+++ PROVIDED RECORDS
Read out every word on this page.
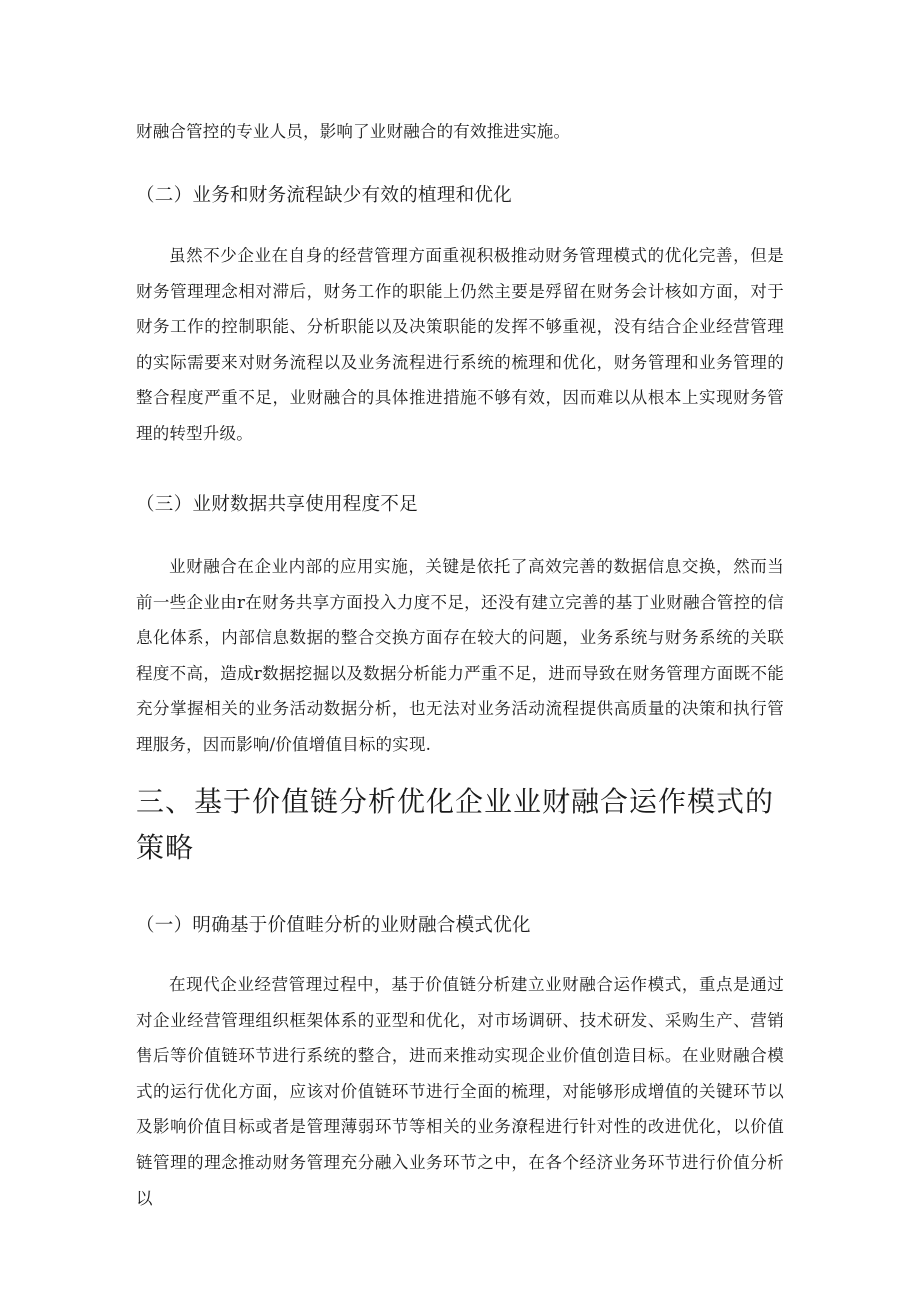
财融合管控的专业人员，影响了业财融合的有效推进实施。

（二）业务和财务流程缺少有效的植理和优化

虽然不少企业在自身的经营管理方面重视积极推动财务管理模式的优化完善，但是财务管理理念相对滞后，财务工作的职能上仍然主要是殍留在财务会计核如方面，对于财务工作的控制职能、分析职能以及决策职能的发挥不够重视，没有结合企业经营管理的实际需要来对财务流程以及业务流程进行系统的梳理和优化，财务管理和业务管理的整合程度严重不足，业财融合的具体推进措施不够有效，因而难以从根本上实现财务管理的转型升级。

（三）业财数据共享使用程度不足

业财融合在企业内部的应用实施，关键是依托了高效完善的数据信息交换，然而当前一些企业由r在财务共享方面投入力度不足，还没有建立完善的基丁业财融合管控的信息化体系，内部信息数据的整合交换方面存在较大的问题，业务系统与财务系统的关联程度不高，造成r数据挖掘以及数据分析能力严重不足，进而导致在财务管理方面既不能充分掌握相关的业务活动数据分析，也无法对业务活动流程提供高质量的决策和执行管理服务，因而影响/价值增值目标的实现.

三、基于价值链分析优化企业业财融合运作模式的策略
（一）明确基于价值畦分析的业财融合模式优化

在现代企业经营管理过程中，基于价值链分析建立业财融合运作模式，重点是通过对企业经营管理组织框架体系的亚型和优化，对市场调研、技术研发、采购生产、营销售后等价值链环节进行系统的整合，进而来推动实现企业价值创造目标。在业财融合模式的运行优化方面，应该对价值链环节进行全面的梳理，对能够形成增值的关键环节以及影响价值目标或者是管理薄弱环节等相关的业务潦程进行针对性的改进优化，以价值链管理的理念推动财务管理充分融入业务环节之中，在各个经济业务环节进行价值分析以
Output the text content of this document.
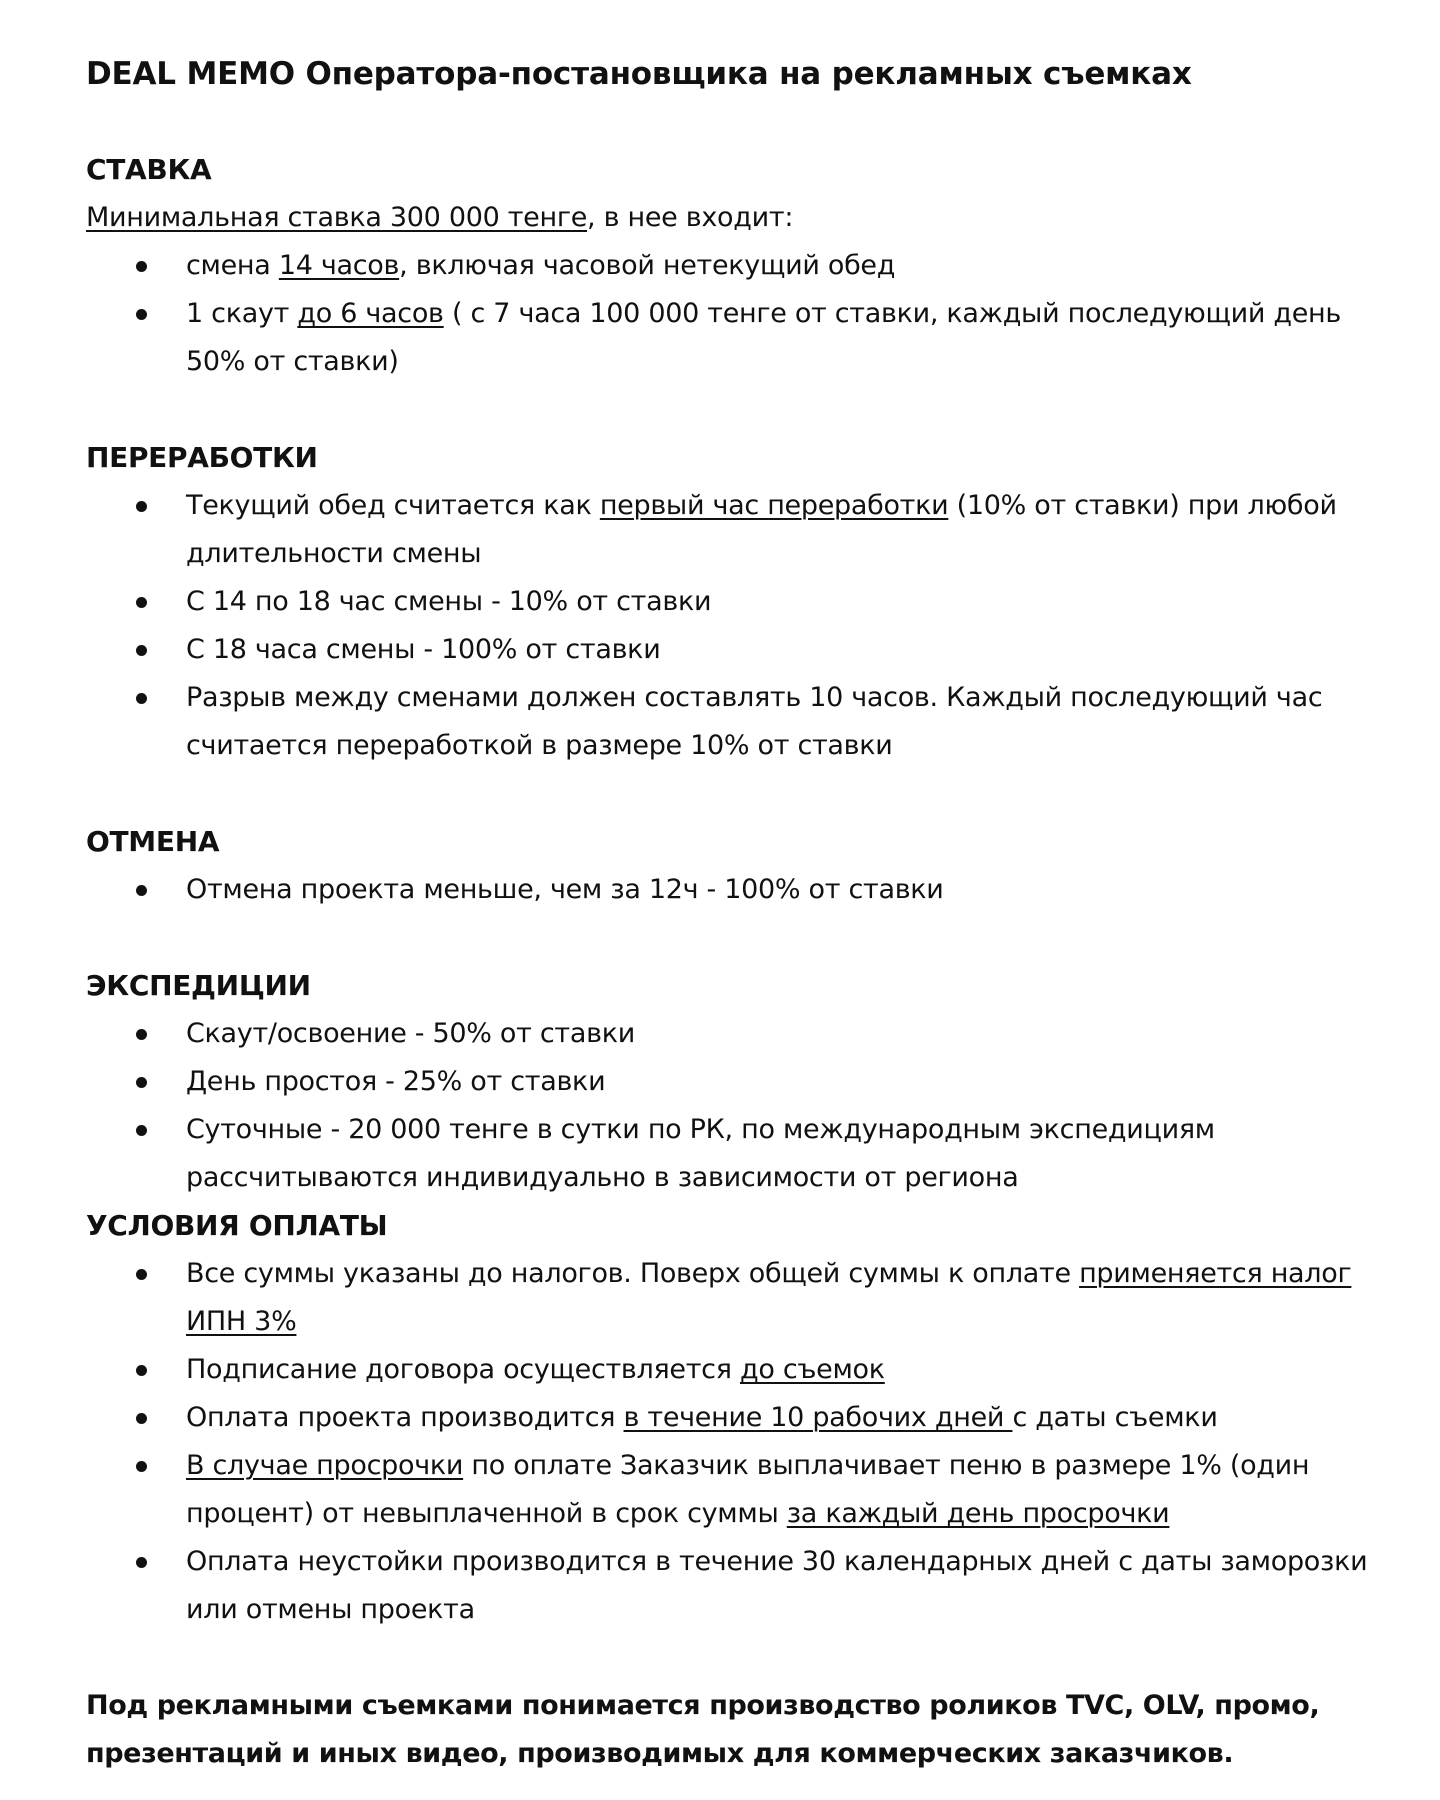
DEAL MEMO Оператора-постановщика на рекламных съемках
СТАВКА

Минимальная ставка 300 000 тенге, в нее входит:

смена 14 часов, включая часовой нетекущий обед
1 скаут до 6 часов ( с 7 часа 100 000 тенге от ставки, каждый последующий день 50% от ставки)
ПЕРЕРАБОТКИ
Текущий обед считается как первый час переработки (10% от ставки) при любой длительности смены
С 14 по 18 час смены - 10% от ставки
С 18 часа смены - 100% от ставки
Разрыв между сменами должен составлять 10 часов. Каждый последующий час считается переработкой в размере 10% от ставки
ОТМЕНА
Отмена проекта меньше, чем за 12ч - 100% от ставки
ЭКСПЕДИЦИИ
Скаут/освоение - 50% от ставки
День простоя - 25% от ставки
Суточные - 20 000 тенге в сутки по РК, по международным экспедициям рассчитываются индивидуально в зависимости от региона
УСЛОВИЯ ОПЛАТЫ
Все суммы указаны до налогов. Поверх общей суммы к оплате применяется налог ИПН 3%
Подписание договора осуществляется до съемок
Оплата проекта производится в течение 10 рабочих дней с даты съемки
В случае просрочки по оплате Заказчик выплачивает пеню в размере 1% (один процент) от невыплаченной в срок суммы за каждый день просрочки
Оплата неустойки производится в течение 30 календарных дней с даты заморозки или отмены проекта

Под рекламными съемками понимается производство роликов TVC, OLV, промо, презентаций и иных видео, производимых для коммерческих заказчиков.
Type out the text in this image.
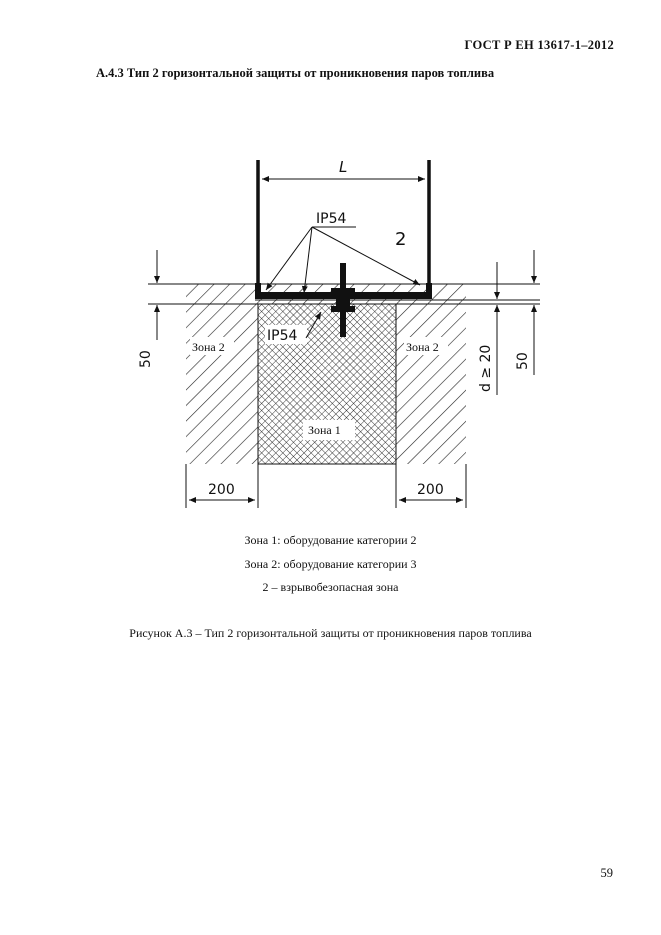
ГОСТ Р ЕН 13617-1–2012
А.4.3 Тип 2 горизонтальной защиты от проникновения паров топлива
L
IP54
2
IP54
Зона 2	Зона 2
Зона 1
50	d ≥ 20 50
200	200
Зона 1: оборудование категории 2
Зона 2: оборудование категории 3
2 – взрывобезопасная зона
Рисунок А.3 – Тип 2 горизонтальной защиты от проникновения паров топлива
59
++++++
• WORK TO BE COMPLETED:
From the data, list each line in which the string "смены" appears.

• REPLY:
Текущий обед считается как первый час переработки (10% от ставки) при любой длительности смены
С 14 по 18 час смены - 10% от ставки
С 18 часа смены - 100% от ставки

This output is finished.